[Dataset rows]
* Start *
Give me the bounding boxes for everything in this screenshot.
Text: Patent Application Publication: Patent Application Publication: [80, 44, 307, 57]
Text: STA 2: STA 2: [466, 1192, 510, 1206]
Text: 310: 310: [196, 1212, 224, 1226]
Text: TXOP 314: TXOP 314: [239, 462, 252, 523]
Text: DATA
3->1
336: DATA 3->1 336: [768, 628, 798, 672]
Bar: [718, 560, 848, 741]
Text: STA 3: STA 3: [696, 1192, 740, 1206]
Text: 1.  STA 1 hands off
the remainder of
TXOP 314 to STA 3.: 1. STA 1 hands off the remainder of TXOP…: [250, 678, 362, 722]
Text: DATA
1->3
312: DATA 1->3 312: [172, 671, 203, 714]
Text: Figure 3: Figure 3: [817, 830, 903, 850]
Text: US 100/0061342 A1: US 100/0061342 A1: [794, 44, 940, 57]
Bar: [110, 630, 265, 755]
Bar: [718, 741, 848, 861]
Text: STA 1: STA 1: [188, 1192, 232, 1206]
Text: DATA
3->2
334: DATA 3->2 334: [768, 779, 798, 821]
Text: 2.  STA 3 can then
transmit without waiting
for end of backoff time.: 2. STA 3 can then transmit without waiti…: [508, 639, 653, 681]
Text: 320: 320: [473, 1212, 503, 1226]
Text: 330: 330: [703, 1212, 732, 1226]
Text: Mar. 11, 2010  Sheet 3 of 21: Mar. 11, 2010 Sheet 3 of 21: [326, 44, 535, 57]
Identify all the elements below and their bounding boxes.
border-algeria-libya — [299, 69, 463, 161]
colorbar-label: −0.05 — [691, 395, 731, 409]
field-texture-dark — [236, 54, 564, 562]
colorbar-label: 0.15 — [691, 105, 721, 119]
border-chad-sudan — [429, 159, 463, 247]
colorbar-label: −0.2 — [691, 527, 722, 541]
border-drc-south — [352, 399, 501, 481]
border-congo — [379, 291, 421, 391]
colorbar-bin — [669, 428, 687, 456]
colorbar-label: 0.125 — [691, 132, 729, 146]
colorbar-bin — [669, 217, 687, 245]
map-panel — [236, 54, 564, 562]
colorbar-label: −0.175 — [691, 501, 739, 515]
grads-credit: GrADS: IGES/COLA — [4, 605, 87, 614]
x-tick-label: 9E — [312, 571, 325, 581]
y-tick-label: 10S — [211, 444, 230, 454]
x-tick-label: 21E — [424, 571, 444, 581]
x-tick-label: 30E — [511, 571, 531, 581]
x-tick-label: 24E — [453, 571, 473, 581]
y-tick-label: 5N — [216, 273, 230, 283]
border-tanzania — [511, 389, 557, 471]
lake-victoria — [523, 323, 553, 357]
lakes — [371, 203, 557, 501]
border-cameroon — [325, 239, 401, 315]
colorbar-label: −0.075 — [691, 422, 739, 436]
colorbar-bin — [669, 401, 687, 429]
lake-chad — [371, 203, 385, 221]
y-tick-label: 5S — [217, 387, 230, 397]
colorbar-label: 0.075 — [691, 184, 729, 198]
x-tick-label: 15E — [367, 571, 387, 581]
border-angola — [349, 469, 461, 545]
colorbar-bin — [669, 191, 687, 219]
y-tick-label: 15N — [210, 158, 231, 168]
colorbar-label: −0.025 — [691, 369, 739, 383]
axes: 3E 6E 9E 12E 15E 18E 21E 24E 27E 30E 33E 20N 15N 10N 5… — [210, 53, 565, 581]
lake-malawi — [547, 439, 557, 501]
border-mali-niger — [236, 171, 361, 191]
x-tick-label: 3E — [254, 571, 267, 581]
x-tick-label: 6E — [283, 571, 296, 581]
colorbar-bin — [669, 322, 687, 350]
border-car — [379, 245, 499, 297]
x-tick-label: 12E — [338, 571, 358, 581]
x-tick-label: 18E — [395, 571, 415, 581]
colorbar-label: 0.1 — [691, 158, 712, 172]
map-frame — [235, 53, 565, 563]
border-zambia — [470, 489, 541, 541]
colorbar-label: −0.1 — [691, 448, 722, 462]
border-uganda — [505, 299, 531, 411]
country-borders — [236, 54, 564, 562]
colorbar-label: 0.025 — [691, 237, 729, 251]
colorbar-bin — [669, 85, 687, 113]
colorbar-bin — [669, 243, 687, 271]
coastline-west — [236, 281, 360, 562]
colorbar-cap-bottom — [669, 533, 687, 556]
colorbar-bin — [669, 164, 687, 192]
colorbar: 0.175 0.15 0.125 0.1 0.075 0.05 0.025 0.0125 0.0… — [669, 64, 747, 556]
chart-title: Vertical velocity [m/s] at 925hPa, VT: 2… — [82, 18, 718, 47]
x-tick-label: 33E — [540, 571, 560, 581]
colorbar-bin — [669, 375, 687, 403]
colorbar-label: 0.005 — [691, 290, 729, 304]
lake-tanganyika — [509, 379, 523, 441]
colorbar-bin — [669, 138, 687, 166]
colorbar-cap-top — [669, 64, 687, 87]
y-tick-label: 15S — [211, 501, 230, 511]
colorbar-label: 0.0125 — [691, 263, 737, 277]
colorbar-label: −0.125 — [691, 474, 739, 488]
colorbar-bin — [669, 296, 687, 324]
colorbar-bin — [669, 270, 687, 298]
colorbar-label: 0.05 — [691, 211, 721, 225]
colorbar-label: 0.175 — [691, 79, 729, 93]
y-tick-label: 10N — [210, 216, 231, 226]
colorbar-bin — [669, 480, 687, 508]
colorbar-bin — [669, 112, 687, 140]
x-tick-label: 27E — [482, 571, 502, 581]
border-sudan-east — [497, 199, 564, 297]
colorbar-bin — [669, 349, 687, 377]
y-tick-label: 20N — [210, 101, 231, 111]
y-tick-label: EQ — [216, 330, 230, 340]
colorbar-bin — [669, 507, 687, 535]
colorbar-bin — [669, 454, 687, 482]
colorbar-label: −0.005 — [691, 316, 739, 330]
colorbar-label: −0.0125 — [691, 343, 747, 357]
* End *
Repeat all of the records above line for line, changing nothing.

Give me the bounding boxes for everything in this screenshot.
Text: Patent Application Publication: Patent Application Publication: [80, 44, 307, 57]
Text: STA 2: STA 2: [466, 1192, 510, 1206]
Text: 310: 310: [196, 1212, 224, 1226]
Text: TXOP 314: TXOP 314: [239, 462, 252, 523]
Text: DATA
3->1
336: DATA 3->1 336: [768, 628, 798, 672]
Bar: [718, 560, 848, 741]
Text: STA 3: STA 3: [696, 1192, 740, 1206]
Text: 1.  STA 1 hands off
the remainder of
TXOP 314 to STA 3.: 1. STA 1 hands off the remainder of TXOP…: [250, 678, 362, 722]
Text: DATA
1->3
312: DATA 1->3 312: [172, 671, 203, 714]
Text: Figure 3: Figure 3: [817, 830, 903, 850]
Text: US 100/0061342 A1: US 100/0061342 A1: [794, 44, 940, 57]
Bar: [110, 630, 265, 755]
Bar: [718, 741, 848, 861]
Text: STA 1: STA 1: [188, 1192, 232, 1206]
Text: DATA
3->2
334: DATA 3->2 334: [768, 779, 798, 821]
Text: 2.  STA 3 can then
transmit without waiting
for end of backoff time.: 2. STA 3 can then transmit without waiti…: [508, 639, 653, 681]
Text: 320: 320: [473, 1212, 503, 1226]
Text: 330: 330: [703, 1212, 732, 1226]
Text: Mar. 11, 2010  Sheet 3 of 21: Mar. 11, 2010 Sheet 3 of 21: [326, 44, 535, 57]
Identify all the elements below and their bounding boxes.
border-algeria-libya — [299, 69, 463, 161]
colorbar-label: −0.05 — [691, 395, 731, 409]
field-texture-dark — [236, 54, 564, 562]
colorbar-label: 0.15 — [691, 105, 721, 119]
border-chad-sudan — [429, 159, 463, 247]
colorbar-label: −0.2 — [691, 527, 722, 541]
border-drc-south — [352, 399, 501, 481]
border-congo — [379, 291, 421, 391]
colorbar-bin — [669, 428, 687, 456]
colorbar-label: 0.125 — [691, 132, 729, 146]
colorbar-bin — [669, 217, 687, 245]
map-panel — [236, 54, 564, 562]
colorbar-label: −0.175 — [691, 501, 739, 515]
grads-credit: GrADS: IGES/COLA — [4, 605, 87, 614]
x-tick-label: 9E — [312, 571, 325, 581]
y-tick-label: 10S — [211, 444, 230, 454]
x-tick-label: 21E — [424, 571, 444, 581]
x-tick-label: 30E — [511, 571, 531, 581]
x-tick-label: 24E — [453, 571, 473, 581]
y-tick-label: 5N — [216, 273, 230, 283]
border-tanzania — [511, 389, 557, 471]
lake-victoria — [523, 323, 553, 357]
lakes — [371, 203, 557, 501]
border-cameroon — [325, 239, 401, 315]
colorbar-label: −0.075 — [691, 422, 739, 436]
colorbar-bin — [669, 401, 687, 429]
lake-chad — [371, 203, 385, 221]
y-tick-label: 5S — [217, 387, 230, 397]
colorbar-label: 0.075 — [691, 184, 729, 198]
x-tick-label: 15E — [367, 571, 387, 581]
border-angola — [349, 469, 461, 545]
colorbar-bin — [669, 191, 687, 219]
y-tick-label: 15N — [210, 158, 231, 168]
colorbar-label: −0.025 — [691, 369, 739, 383]
axes: 3E 6E 9E 12E 15E 18E 21E 24E 27E 30E 33E 20N 15N 10N 5… — [210, 53, 565, 581]
lake-malawi — [547, 439, 557, 501]
border-mali-niger — [236, 171, 361, 191]
x-tick-label: 3E — [254, 571, 267, 581]
x-tick-label: 6E — [283, 571, 296, 581]
colorbar-bin — [669, 322, 687, 350]
border-car — [379, 245, 499, 297]
x-tick-label: 12E — [338, 571, 358, 581]
x-tick-label: 18E — [395, 571, 415, 581]
colorbar-label: 0.1 — [691, 158, 712, 172]
map-frame — [235, 53, 565, 563]
border-zambia — [470, 489, 541, 541]
colorbar-label: −0.1 — [691, 448, 722, 462]
border-uganda — [505, 299, 531, 411]
country-borders — [236, 54, 564, 562]
colorbar-label: 0.025 — [691, 237, 729, 251]
colorbar-bin — [669, 85, 687, 113]
colorbar-bin — [669, 243, 687, 271]
coastline-west — [236, 281, 360, 562]
colorbar-cap-bottom — [669, 533, 687, 556]
colorbar-bin — [669, 164, 687, 192]
colorbar: 0.175 0.15 0.125 0.1 0.075 0.05 0.025 0.0125 0.0… — [669, 64, 747, 556]
chart-title: Vertical velocity [m/s] at 925hPa, VT: 2… — [82, 18, 718, 47]
x-tick-label: 33E — [540, 571, 560, 581]
colorbar-bin — [669, 375, 687, 403]
colorbar-label: 0.005 — [691, 290, 729, 304]
lake-tanganyika — [509, 379, 523, 441]
colorbar-bin — [669, 138, 687, 166]
colorbar-cap-top — [669, 64, 687, 87]
y-tick-label: 15S — [211, 501, 230, 511]
colorbar-label: 0.0125 — [691, 263, 737, 277]
colorbar-label: −0.125 — [691, 474, 739, 488]
colorbar-bin — [669, 296, 687, 324]
colorbar-bin — [669, 270, 687, 298]
colorbar-label: 0.05 — [691, 211, 721, 225]
colorbar-label: 0.175 — [691, 79, 729, 93]
y-tick-label: 10N — [210, 216, 231, 226]
colorbar-bin — [669, 480, 687, 508]
colorbar-bin — [669, 112, 687, 140]
x-tick-label: 27E — [482, 571, 502, 581]
border-sudan-east — [497, 199, 564, 297]
colorbar-bin — [669, 349, 687, 377]
y-tick-label: 20N — [210, 101, 231, 111]
y-tick-label: EQ — [216, 330, 230, 340]
colorbar-bin — [669, 507, 687, 535]
colorbar-bin — [669, 454, 687, 482]
colorbar-label: −0.005 — [691, 316, 739, 330]
colorbar-label: −0.0125 — [691, 343, 747, 357]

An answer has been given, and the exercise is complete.